:: Information given ::

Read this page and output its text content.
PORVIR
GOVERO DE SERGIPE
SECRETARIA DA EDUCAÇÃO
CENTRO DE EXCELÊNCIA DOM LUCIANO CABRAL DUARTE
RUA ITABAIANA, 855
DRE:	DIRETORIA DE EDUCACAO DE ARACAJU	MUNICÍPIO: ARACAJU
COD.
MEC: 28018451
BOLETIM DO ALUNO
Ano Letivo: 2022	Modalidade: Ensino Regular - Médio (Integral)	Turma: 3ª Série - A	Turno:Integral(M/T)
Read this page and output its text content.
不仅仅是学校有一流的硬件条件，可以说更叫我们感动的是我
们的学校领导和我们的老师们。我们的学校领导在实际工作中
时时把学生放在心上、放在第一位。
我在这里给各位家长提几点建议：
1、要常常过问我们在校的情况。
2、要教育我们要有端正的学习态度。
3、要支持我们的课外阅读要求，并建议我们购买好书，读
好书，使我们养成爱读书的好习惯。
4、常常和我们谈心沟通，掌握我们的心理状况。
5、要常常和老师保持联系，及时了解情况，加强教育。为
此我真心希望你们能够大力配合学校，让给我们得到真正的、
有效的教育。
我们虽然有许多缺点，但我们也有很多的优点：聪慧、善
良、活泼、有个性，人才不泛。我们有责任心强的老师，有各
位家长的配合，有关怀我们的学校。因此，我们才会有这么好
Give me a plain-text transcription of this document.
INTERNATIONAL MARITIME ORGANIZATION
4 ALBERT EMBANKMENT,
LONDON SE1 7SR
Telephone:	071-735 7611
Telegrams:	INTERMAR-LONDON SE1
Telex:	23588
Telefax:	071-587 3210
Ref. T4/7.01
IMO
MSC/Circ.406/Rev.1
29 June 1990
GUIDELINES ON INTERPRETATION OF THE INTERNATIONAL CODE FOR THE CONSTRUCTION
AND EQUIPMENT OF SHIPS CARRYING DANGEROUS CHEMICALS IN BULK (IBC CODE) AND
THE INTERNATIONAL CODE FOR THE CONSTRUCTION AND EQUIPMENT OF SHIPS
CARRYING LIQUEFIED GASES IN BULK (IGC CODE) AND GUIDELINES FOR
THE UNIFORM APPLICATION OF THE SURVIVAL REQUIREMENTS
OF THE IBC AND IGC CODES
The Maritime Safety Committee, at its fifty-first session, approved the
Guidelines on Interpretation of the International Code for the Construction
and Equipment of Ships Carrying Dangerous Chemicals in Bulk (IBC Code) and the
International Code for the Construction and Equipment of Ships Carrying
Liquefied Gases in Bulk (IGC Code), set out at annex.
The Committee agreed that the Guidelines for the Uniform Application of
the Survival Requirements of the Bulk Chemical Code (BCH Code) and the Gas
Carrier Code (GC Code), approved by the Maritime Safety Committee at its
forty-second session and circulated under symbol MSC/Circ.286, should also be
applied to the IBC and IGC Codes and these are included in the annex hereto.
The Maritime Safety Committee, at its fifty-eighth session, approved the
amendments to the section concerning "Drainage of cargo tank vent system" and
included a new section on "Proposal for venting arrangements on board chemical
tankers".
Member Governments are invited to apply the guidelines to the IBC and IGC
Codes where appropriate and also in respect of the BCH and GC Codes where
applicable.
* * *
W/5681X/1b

:::

The exercise: Repeat the data above exactly.

Final result:
Read this page and output its text content.
PORVIR
GOVERO DE SERGIPE
SECRETARIA DA EDUCAÇÃO
CENTRO DE EXCELÊNCIA DOM LUCIANO CABRAL DUARTE
RUA ITABAIANA, 855
DRE:	DIRETORIA DE EDUCACAO DE ARACAJU	MUNICÍPIO: ARACAJU
COD.
MEC: 28018451
BOLETIM DO ALUNO
Ano Letivo: 2022	Modalidade: Ensino Regular - Médio (Integral)	Turma: 3ª Série - A	Turno:Integral(M/T)
Read this page and output its text content.
不仅仅是学校有一流的硬件条件，可以说更叫我们感动的是我
们的学校领导和我们的老师们。我们的学校领导在实际工作中
时时把学生放在心上、放在第一位。
我在这里给各位家长提几点建议：
1、要常常过问我们在校的情况。
2、要教育我们要有端正的学习态度。
3、要支持我们的课外阅读要求，并建议我们购买好书，读
好书，使我们养成爱读书的好习惯。
4、常常和我们谈心沟通，掌握我们的心理状况。
5、要常常和老师保持联系，及时了解情况，加强教育。为
此我真心希望你们能够大力配合学校，让给我们得到真正的、
有效的教育。
我们虽然有许多缺点，但我们也有很多的优点：聪慧、善
良、活泼、有个性，人才不泛。我们有责任心强的老师，有各
位家长的配合，有关怀我们的学校。因此，我们才会有这么好
Give me a plain-text transcription of this document.
INTERNATIONAL MARITIME ORGANIZATION
4 ALBERT EMBANKMENT,
LONDON SE1 7SR
Telephone:	071-735 7611
Telegrams:	INTERMAR-LONDON SE1
Telex:	23588
Telefax:	071-587 3210
Ref. T4/7.01
IMO
MSC/Circ.406/Rev.1
29 June 1990
GUIDELINES ON INTERPRETATION OF THE INTERNATIONAL CODE FOR THE CONSTRUCTION
AND EQUIPMENT OF SHIPS CARRYING DANGEROUS CHEMICALS IN BULK (IBC CODE) AND
THE INTERNATIONAL CODE FOR THE CONSTRUCTION AND EQUIPMENT OF SHIPS
CARRYING LIQUEFIED GASES IN BULK (IGC CODE) AND GUIDELINES FOR
THE UNIFORM APPLICATION OF THE SURVIVAL REQUIREMENTS
OF THE IBC AND IGC CODES
The Maritime Safety Committee, at its fifty-first session, approved the
Guidelines on Interpretation of the International Code for the Construction
and Equipment of Ships Carrying Dangerous Chemicals in Bulk (IBC Code) and the
International Code for the Construction and Equipment of Ships Carrying
Liquefied Gases in Bulk (IGC Code), set out at annex.
The Committee agreed that the Guidelines for the Uniform Application of
the Survival Requirements of the Bulk Chemical Code (BCH Code) and the Gas
Carrier Code (GC Code), approved by the Maritime Safety Committee at its
forty-second session and circulated under symbol MSC/Circ.286, should also be
applied to the IBC and IGC Codes and these are included in the annex hereto.
The Maritime Safety Committee, at its fifty-eighth session, approved the
amendments to the section concerning "Drainage of cargo tank vent system" and
included a new section on "Proposal for venting arrangements on board chemical
tankers".
Member Governments are invited to apply the guidelines to the IBC and IGC
Codes where appropriate and also in respect of the BCH and GC Codes where
applicable.
* * *
W/5681X/1b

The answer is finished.